## Start Provided records
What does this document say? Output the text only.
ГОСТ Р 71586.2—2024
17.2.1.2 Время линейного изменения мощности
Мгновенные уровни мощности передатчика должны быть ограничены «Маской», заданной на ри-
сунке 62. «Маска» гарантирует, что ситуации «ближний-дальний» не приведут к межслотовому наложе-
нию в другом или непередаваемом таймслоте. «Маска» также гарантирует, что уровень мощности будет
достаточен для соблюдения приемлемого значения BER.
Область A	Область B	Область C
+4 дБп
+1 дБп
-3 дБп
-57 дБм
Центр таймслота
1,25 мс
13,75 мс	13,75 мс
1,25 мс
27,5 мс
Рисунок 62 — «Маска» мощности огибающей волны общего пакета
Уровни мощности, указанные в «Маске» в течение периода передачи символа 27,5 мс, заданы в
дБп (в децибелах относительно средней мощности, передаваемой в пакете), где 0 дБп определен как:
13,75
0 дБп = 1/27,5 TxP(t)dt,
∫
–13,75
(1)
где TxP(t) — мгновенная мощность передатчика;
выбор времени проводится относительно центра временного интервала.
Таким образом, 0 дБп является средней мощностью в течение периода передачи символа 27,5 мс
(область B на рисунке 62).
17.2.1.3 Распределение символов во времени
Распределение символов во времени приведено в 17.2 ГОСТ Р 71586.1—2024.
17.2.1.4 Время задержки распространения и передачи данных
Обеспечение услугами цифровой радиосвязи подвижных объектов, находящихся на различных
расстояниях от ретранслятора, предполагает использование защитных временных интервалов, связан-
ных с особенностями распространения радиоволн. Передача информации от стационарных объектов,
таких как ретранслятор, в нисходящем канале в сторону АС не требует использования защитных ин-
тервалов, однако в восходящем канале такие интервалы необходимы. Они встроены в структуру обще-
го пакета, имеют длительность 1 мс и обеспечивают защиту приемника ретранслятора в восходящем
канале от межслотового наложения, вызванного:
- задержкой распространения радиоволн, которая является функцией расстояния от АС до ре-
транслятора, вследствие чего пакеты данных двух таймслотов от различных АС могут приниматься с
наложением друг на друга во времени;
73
## End Provided records
## Start Provided records
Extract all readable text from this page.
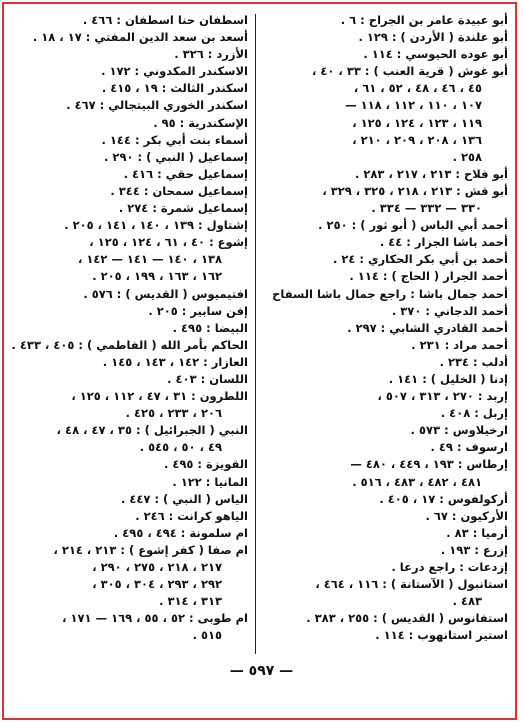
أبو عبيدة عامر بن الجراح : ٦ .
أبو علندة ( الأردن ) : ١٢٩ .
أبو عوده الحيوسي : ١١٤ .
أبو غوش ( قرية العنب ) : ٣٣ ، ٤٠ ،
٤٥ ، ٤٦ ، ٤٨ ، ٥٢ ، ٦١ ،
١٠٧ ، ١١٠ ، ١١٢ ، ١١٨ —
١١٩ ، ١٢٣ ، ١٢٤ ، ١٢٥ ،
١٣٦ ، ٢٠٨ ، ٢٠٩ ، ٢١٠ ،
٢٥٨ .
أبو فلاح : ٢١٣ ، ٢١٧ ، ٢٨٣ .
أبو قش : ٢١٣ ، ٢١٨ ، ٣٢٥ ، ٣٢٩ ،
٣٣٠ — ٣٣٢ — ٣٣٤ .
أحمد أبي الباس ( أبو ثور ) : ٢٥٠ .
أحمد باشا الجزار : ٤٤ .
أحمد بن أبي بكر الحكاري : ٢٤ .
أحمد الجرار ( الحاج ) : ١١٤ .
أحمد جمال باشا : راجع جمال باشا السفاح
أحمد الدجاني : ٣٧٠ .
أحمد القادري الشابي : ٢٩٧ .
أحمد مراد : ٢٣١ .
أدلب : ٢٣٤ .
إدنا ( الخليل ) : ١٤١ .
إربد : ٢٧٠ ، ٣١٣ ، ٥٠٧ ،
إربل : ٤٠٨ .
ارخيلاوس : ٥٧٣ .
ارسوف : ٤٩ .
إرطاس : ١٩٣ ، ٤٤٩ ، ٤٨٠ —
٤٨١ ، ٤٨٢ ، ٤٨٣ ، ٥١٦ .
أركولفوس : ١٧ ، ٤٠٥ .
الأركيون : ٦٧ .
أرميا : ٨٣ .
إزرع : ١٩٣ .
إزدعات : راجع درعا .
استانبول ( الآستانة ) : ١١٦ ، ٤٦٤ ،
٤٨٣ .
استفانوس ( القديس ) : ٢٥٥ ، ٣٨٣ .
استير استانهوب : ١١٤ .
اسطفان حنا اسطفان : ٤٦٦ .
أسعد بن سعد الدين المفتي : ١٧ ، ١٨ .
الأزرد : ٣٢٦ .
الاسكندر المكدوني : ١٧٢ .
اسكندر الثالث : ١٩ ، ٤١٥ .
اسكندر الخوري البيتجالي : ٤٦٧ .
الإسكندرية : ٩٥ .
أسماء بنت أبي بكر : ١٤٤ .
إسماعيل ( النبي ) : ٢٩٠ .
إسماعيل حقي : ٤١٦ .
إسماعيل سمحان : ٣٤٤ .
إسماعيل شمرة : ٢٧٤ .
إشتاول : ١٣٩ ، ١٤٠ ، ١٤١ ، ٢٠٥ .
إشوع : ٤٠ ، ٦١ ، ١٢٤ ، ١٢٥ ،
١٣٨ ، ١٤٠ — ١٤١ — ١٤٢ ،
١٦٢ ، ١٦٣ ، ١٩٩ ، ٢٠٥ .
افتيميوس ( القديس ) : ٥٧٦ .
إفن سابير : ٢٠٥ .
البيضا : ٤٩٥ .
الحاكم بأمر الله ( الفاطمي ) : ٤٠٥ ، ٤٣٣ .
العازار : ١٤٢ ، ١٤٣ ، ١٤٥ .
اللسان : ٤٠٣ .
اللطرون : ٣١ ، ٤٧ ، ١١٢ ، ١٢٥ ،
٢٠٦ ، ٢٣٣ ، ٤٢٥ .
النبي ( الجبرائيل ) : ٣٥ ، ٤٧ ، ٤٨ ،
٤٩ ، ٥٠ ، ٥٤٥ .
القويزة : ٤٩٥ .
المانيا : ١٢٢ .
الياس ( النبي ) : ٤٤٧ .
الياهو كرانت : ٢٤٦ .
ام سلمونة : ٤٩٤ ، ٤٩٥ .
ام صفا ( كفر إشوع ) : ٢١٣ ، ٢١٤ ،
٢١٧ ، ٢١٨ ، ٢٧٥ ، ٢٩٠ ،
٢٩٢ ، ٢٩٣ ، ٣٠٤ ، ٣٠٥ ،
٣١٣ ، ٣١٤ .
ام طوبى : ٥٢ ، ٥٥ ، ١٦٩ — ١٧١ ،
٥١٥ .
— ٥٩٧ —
## End Provided records
Using the material above, gather every line that includes "Время".

17.2.1.2 Время линейного изменения мощности
17.2.1.4 Время задержки распространения и передачи данных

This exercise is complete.